→ **Challenge**: Can you repeat only the rows starting with the line with "x-tick-label: 2025/4/1 — [700, 442, 714, 489]" and going on through the line with "chart-title-box: 総 合 — [42, 19, 182, 47]", changing "y-tick-label" to "y-axis-label" and keeping everything else the same?

→ **Task material**:
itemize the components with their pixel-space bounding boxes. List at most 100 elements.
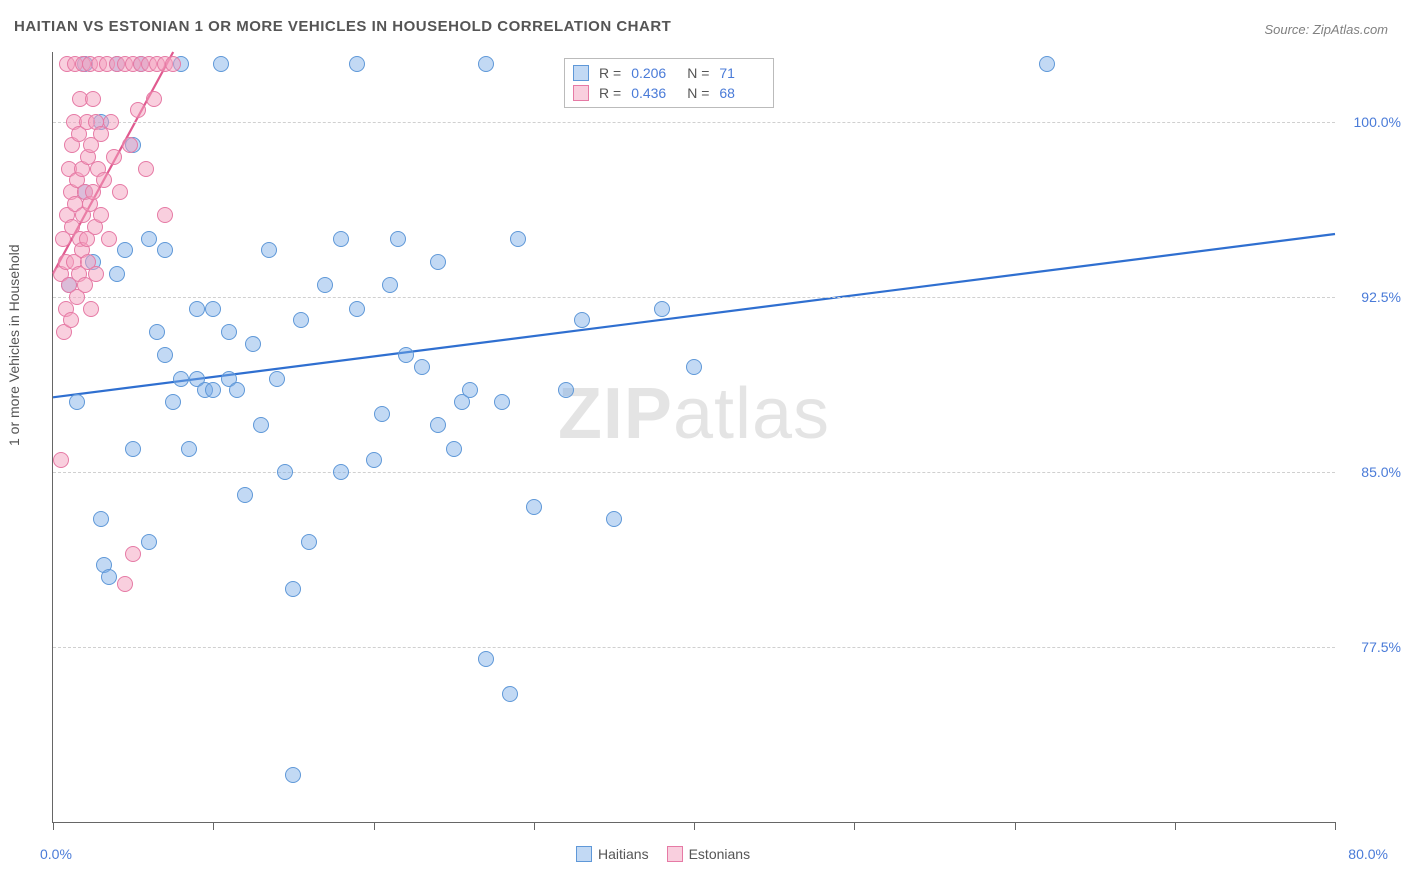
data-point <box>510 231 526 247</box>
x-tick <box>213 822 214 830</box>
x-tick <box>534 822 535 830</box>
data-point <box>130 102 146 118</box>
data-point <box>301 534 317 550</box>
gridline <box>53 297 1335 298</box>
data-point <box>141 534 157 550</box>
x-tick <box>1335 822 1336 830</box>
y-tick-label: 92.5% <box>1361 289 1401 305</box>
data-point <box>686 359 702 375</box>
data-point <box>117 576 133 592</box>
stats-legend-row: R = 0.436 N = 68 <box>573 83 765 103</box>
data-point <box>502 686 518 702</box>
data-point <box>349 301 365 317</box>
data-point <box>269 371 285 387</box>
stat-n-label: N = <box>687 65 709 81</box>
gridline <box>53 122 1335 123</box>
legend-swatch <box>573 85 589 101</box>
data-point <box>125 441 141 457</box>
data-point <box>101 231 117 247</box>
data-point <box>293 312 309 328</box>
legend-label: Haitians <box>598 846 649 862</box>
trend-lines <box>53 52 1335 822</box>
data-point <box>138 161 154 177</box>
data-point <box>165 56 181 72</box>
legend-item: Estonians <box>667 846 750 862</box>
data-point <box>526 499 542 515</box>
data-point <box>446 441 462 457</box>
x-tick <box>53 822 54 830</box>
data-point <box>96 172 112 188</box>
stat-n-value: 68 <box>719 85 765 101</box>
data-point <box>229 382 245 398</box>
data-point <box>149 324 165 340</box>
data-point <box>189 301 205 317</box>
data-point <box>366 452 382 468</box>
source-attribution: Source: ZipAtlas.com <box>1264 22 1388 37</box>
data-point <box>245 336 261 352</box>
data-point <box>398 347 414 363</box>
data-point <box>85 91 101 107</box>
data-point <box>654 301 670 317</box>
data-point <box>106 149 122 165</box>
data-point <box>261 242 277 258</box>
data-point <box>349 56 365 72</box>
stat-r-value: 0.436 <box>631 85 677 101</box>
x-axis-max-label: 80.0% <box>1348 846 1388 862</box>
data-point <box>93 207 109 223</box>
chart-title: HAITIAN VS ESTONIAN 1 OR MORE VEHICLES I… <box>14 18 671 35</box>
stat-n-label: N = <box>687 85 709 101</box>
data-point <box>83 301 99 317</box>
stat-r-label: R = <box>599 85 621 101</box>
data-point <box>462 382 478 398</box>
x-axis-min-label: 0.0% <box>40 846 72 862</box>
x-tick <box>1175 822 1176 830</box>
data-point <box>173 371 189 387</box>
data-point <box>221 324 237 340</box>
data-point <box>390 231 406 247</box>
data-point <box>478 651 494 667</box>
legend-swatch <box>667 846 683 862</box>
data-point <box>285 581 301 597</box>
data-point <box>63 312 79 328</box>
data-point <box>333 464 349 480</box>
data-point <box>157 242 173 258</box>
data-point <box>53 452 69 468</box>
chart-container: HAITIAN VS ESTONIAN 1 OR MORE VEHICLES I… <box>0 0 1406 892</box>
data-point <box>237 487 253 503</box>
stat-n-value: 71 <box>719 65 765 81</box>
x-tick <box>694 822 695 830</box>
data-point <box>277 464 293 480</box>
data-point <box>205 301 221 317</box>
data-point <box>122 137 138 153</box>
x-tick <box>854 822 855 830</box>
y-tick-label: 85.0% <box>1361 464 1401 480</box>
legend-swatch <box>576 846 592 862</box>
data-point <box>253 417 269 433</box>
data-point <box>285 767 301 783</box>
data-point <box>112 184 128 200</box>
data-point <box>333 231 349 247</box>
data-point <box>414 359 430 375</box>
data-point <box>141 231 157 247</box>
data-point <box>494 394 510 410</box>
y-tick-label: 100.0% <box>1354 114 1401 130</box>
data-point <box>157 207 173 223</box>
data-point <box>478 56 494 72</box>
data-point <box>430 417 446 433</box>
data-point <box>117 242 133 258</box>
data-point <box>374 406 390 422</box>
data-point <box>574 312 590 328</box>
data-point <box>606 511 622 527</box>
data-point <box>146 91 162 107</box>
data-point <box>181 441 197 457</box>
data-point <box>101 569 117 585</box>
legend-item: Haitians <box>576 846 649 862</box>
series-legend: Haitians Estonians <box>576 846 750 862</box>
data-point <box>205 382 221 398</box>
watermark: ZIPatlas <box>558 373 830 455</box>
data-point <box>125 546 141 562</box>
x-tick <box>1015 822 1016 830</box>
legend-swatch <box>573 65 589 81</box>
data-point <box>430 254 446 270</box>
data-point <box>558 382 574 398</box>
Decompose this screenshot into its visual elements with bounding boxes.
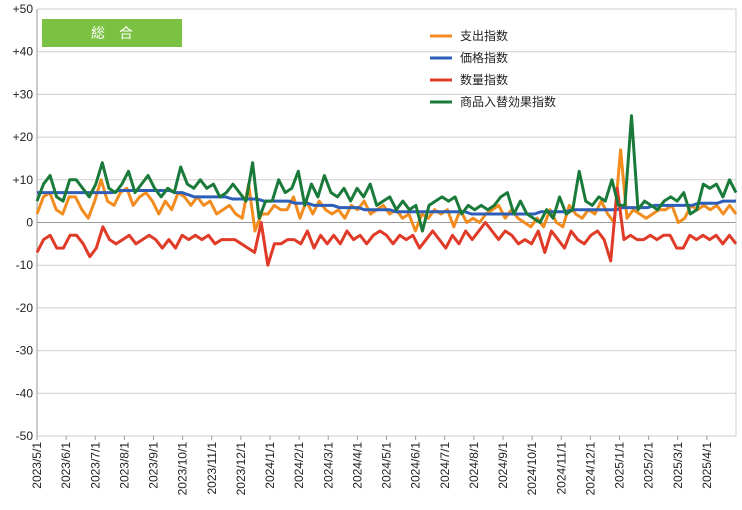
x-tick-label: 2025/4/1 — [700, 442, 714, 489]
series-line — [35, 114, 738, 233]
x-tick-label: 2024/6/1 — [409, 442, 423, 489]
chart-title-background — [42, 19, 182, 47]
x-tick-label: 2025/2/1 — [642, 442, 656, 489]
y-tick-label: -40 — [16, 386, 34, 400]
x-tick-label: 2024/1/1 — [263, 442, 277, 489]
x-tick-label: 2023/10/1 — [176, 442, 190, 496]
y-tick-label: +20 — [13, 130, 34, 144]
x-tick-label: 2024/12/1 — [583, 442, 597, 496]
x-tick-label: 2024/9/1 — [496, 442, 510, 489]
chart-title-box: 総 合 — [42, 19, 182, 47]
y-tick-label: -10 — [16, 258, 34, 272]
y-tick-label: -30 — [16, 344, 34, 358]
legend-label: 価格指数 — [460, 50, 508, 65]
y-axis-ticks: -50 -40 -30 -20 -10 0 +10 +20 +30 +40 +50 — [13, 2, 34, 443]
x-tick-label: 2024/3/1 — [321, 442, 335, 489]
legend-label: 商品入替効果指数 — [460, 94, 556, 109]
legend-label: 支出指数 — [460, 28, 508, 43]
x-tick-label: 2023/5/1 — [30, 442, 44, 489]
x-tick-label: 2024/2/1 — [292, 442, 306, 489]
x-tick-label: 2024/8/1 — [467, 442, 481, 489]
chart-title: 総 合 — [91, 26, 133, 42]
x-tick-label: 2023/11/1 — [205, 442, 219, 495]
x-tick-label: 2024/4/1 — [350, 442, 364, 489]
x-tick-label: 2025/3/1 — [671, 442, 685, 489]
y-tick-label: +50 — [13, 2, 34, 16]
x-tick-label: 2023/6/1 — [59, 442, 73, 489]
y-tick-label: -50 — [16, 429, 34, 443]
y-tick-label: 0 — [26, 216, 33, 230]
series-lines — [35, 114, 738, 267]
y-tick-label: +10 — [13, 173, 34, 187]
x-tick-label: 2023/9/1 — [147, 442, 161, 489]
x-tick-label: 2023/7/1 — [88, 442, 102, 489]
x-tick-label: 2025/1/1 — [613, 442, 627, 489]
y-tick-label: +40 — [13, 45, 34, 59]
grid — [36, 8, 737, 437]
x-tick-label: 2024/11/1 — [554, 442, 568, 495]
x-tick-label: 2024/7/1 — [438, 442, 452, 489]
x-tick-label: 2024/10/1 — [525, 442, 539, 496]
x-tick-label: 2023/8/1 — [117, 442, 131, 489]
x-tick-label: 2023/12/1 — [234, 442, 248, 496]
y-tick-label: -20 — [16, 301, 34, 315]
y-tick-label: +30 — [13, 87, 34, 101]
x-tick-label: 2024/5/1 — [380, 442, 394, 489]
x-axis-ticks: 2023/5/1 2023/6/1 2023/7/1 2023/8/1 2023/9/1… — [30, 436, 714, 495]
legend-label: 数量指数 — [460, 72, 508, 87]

→ **Task response**:
x-tick-label: 2025/4/1 — [700, 442, 714, 489]
series-line — [35, 114, 738, 233]
x-tick-label: 2024/6/1 — [409, 442, 423, 489]
chart-title-background — [42, 19, 182, 47]
x-tick-label: 2025/2/1 — [642, 442, 656, 489]
y-axis-label: -40 — [16, 386, 34, 400]
x-tick-label: 2024/1/1 — [263, 442, 277, 489]
x-tick-label: 2023/10/1 — [176, 442, 190, 496]
y-axis-label: +20 — [13, 130, 34, 144]
x-tick-label: 2024/12/1 — [583, 442, 597, 496]
x-tick-label: 2024/9/1 — [496, 442, 510, 489]
chart-title-box: 総 合 — [42, 19, 182, 47]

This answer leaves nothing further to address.